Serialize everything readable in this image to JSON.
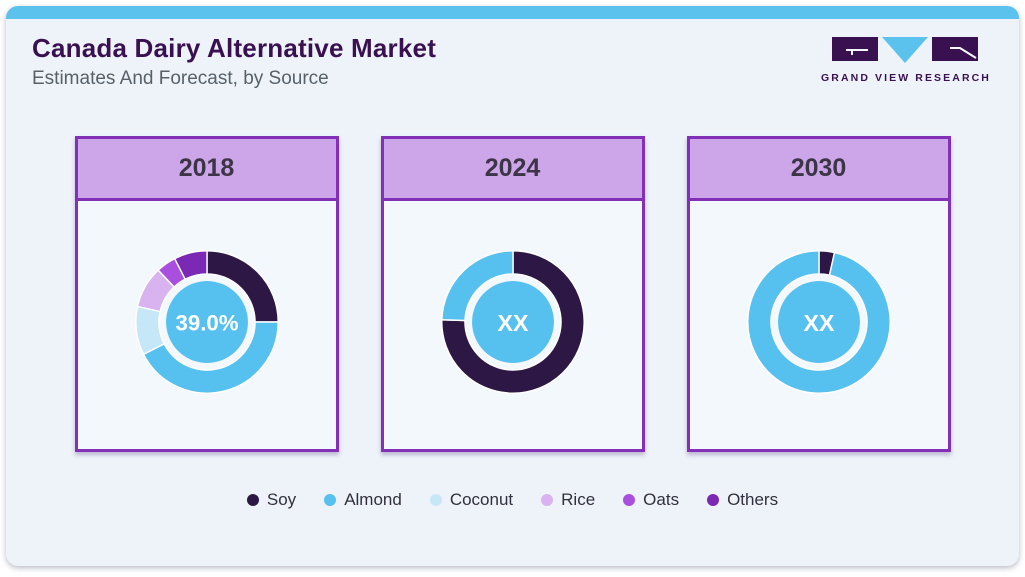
{
  "header": {
    "title": "Canada Dairy Alternative Market",
    "subtitle": "Estimates And Forecast, by Source"
  },
  "logo": {
    "text": "GRAND VIEW RESEARCH"
  },
  "colors": {
    "accent_bar": "#5bc2ee",
    "canvas_bg": "#edf3f9",
    "panel_bg": "#f3f8fc",
    "panel_border": "#8230b8",
    "panel_header_bg": "#cda5e9",
    "title_text": "#3a1150",
    "subtitle_text": "#5a6068",
    "year_text": "#3c3546",
    "center_circle": "#56c1ee",
    "center_label_text": "#ffffff"
  },
  "legend": [
    {
      "label": "Soy",
      "color": "#2d1745"
    },
    {
      "label": "Almond",
      "color": "#56c1ee"
    },
    {
      "label": "Coconut",
      "color": "#c5e7f8"
    },
    {
      "label": "Rice",
      "color": "#d9b3ef"
    },
    {
      "label": "Oats",
      "color": "#a94fe0"
    },
    {
      "label": "Others",
      "color": "#7b28b5"
    }
  ],
  "chart_data": {
    "type": "pie",
    "title": "Canada Dairy Alternative Market, Estimates And Forecast, by Source",
    "units": "percent share of market",
    "legend_position": "bottom",
    "categories": [
      "Soy",
      "Almond",
      "Coconut",
      "Rice",
      "Oats",
      "Others"
    ],
    "charts": [
      {
        "year": "2018",
        "center_label": "39.0%",
        "series": [
          {
            "name": "Soy",
            "value": 25
          },
          {
            "name": "Almond",
            "value": 42.5
          },
          {
            "name": "Coconut",
            "value": 11
          },
          {
            "name": "Rice",
            "value": 9.5
          },
          {
            "name": "Oats",
            "value": 4.5
          },
          {
            "name": "Others",
            "value": 7.5
          }
        ]
      },
      {
        "year": "2024",
        "center_label": "XX",
        "series": [
          {
            "name": "Soy",
            "value": 75.5
          },
          {
            "name": "Almond",
            "value": 24.5
          }
        ]
      },
      {
        "year": "2030",
        "center_label": "XX",
        "series": [
          {
            "name": "Soy",
            "value": 3.5
          },
          {
            "name": "Almond",
            "value": 96.5
          }
        ]
      }
    ]
  }
}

####################

GOAL: Search the records for the word "Forecast". Copy every line that has it.

SOLUTION TO THE EXERCISE:
    "subtitle": "Estimates And Forecast, by Source"
    "title": "Canada Dairy Alternative Market, Estimates And Forecast, by Source",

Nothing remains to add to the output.